» **Exercise brief**
Print every line of the listing exactly, please.

» **Provided information**
'''

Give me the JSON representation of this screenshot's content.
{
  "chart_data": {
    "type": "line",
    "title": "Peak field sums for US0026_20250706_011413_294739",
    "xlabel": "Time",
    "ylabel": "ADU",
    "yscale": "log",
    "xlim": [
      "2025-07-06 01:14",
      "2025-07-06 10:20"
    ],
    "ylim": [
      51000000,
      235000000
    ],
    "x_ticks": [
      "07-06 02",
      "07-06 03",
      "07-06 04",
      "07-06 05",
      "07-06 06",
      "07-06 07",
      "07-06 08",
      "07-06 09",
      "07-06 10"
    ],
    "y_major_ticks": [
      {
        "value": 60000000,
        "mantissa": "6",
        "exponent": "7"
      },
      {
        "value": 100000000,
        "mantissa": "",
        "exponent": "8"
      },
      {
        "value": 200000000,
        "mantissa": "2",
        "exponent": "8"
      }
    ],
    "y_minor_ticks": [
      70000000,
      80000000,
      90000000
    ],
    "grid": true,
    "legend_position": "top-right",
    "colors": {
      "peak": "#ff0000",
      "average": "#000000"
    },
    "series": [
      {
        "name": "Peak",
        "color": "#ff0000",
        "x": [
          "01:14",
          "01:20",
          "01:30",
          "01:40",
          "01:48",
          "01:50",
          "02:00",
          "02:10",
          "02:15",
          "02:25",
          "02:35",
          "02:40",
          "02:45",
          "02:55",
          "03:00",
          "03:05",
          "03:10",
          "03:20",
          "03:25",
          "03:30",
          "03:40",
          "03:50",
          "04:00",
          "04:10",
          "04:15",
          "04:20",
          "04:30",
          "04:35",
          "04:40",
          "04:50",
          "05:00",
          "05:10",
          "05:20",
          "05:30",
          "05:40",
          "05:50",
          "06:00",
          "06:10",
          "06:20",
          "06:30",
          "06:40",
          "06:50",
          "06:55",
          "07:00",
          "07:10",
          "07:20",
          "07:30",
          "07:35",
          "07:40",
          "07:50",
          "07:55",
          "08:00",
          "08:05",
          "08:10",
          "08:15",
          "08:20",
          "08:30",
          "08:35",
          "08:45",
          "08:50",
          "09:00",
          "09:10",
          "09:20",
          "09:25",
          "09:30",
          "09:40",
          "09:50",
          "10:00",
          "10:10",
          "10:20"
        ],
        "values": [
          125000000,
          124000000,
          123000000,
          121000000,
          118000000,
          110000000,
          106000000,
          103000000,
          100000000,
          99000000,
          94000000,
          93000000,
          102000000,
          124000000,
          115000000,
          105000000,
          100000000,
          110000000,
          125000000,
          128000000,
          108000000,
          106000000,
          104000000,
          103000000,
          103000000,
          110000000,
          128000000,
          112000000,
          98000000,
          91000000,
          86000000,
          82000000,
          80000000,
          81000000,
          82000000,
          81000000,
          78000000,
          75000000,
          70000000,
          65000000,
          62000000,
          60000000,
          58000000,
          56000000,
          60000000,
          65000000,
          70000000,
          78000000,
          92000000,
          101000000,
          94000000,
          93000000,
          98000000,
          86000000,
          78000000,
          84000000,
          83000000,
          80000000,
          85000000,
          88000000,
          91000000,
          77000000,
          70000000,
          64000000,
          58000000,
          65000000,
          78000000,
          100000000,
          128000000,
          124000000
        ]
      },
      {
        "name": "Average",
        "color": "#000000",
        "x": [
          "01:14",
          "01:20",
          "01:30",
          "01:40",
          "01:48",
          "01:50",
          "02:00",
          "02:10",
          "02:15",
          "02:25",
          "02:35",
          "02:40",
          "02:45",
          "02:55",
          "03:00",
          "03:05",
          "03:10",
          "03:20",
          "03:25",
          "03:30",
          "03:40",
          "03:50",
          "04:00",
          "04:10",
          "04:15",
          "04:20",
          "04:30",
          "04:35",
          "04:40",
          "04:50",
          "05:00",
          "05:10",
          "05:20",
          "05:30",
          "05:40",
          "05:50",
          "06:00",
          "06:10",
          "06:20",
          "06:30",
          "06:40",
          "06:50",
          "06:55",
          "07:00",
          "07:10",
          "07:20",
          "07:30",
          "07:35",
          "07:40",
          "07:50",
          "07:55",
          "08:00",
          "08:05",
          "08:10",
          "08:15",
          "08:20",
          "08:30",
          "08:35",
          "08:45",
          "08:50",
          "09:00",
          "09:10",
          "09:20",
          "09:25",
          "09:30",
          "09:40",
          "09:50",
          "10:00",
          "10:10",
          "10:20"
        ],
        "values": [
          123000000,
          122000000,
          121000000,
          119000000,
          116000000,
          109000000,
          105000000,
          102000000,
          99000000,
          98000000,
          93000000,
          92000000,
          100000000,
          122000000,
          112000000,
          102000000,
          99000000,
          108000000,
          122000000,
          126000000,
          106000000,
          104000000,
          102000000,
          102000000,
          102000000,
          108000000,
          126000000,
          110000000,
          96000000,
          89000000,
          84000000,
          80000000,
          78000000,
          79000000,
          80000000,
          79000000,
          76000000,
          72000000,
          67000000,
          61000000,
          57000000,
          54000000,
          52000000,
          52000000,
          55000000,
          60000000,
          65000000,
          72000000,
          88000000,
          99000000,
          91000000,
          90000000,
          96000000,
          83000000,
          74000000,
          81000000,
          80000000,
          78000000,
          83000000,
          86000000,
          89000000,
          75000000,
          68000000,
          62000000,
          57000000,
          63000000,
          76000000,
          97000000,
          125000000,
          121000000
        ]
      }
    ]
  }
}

'''

» **Answer to this exercise**
Give me the JSON representation of this screenshot's content.
{
  "chart_data": {
    "type": "line",
    "title": "Peak field sums for US0026_20250706_011413_294739",
    "xlabel": "Time",
    "ylabel": "ADU",
    "yscale": "log",
    "xlim": [
      "2025-07-06 01:14",
      "2025-07-06 10:20"
    ],
    "ylim": [
      51000000,
      235000000
    ],
    "x_ticks": [
      "07-06 02",
      "07-06 03",
      "07-06 04",
      "07-06 05",
      "07-06 06",
      "07-06 07",
      "07-06 08",
      "07-06 09",
      "07-06 10"
    ],
    "y_major_ticks": [
      {
        "value": 60000000,
        "mantissa": "6",
        "exponent": "7"
      },
      {
        "value": 100000000,
        "mantissa": "",
        "exponent": "8"
      },
      {
        "value": 200000000,
        "mantissa": "2",
        "exponent": "8"
      }
    ],
    "y_minor_ticks": [
      70000000,
      80000000,
      90000000
    ],
    "grid": true,
    "legend_position": "top-right",
    "colors": {
      "peak": "#ff0000",
      "average": "#000000"
    },
    "series": [
      {
        "name": "Peak",
        "color": "#ff0000",
        "x": [
          "01:14",
          "01:20",
          "01:30",
          "01:40",
          "01:48",
          "01:50",
          "02:00",
          "02:10",
          "02:15",
          "02:25",
          "02:35",
          "02:40",
          "02:45",
          "02:55",
          "03:00",
          "03:05",
          "03:10",
          "03:20",
          "03:25",
          "03:30",
          "03:40",
          "03:50",
          "04:00",
          "04:10",
          "04:15",
          "04:20",
          "04:30",
          "04:35",
          "04:40",
          "04:50",
          "05:00",
          "05:10",
          "05:20",
          "05:30",
          "05:40",
          "05:50",
          "06:00",
          "06:10",
          "06:20",
          "06:30",
          "06:40",
          "06:50",
          "06:55",
          "07:00",
          "07:10",
          "07:20",
          "07:30",
          "07:35",
          "07:40",
          "07:50",
          "07:55",
          "08:00",
          "08:05",
          "08:10",
          "08:15",
          "08:20",
          "08:30",
          "08:35",
          "08:45",
          "08:50",
          "09:00",
          "09:10",
          "09:20",
          "09:25",
          "09:30",
          "09:40",
          "09:50",
          "10:00",
          "10:10",
          "10:20"
        ],
        "values": [
          125000000,
          124000000,
          123000000,
          121000000,
          118000000,
          110000000,
          106000000,
          103000000,
          100000000,
          99000000,
          94000000,
          93000000,
          102000000,
          124000000,
          115000000,
          105000000,
          100000000,
          110000000,
          125000000,
          128000000,
          108000000,
          106000000,
          104000000,
          103000000,
          103000000,
          110000000,
          128000000,
          112000000,
          98000000,
          91000000,
          86000000,
          82000000,
          80000000,
          81000000,
          82000000,
          81000000,
          78000000,
          75000000,
          70000000,
          65000000,
          62000000,
          60000000,
          58000000,
          56000000,
          60000000,
          65000000,
          70000000,
          78000000,
          92000000,
          101000000,
          94000000,
          93000000,
          98000000,
          86000000,
          78000000,
          84000000,
          83000000,
          80000000,
          85000000,
          88000000,
          91000000,
          77000000,
          70000000,
          64000000,
          58000000,
          65000000,
          78000000,
          100000000,
          128000000,
          124000000
        ]
      },
      {
        "name": "Average",
        "color": "#000000",
        "x": [
          "01:14",
          "01:20",
          "01:30",
          "01:40",
          "01:48",
          "01:50",
          "02:00",
          "02:10",
          "02:15",
          "02:25",
          "02:35",
          "02:40",
          "02:45",
          "02:55",
          "03:00",
          "03:05",
          "03:10",
          "03:20",
          "03:25",
          "03:30",
          "03:40",
          "03:50",
          "04:00",
          "04:10",
          "04:15",
          "04:20",
          "04:30",
          "04:35",
          "04:40",
          "04:50",
          "05:00",
          "05:10",
          "05:20",
          "05:30",
          "05:40",
          "05:50",
          "06:00",
          "06:10",
          "06:20",
          "06:30",
          "06:40",
          "06:50",
          "06:55",
          "07:00",
          "07:10",
          "07:20",
          "07:30",
          "07:35",
          "07:40",
          "07:50",
          "07:55",
          "08:00",
          "08:05",
          "08:10",
          "08:15",
          "08:20",
          "08:30",
          "08:35",
          "08:45",
          "08:50",
          "09:00",
          "09:10",
          "09:20",
          "09:25",
          "09:30",
          "09:40",
          "09:50",
          "10:00",
          "10:10",
          "10:20"
        ],
        "values": [
          123000000,
          122000000,
          121000000,
          119000000,
          116000000,
          109000000,
          105000000,
          102000000,
          99000000,
          98000000,
          93000000,
          92000000,
          100000000,
          122000000,
          112000000,
          102000000,
          99000000,
          108000000,
          122000000,
          126000000,
          106000000,
          104000000,
          102000000,
          102000000,
          102000000,
          108000000,
          126000000,
          110000000,
          96000000,
          89000000,
          84000000,
          80000000,
          78000000,
          79000000,
          80000000,
          79000000,
          76000000,
          72000000,
          67000000,
          61000000,
          57000000,
          54000000,
          52000000,
          52000000,
          55000000,
          60000000,
          65000000,
          72000000,
          88000000,
          99000000,
          91000000,
          90000000,
          96000000,
          83000000,
          74000000,
          81000000,
          80000000,
          78000000,
          83000000,
          86000000,
          89000000,
          75000000,
          68000000,
          62000000,
          57000000,
          63000000,
          76000000,
          97000000,
          125000000,
          121000000
        ]
      }
    ]
  }
}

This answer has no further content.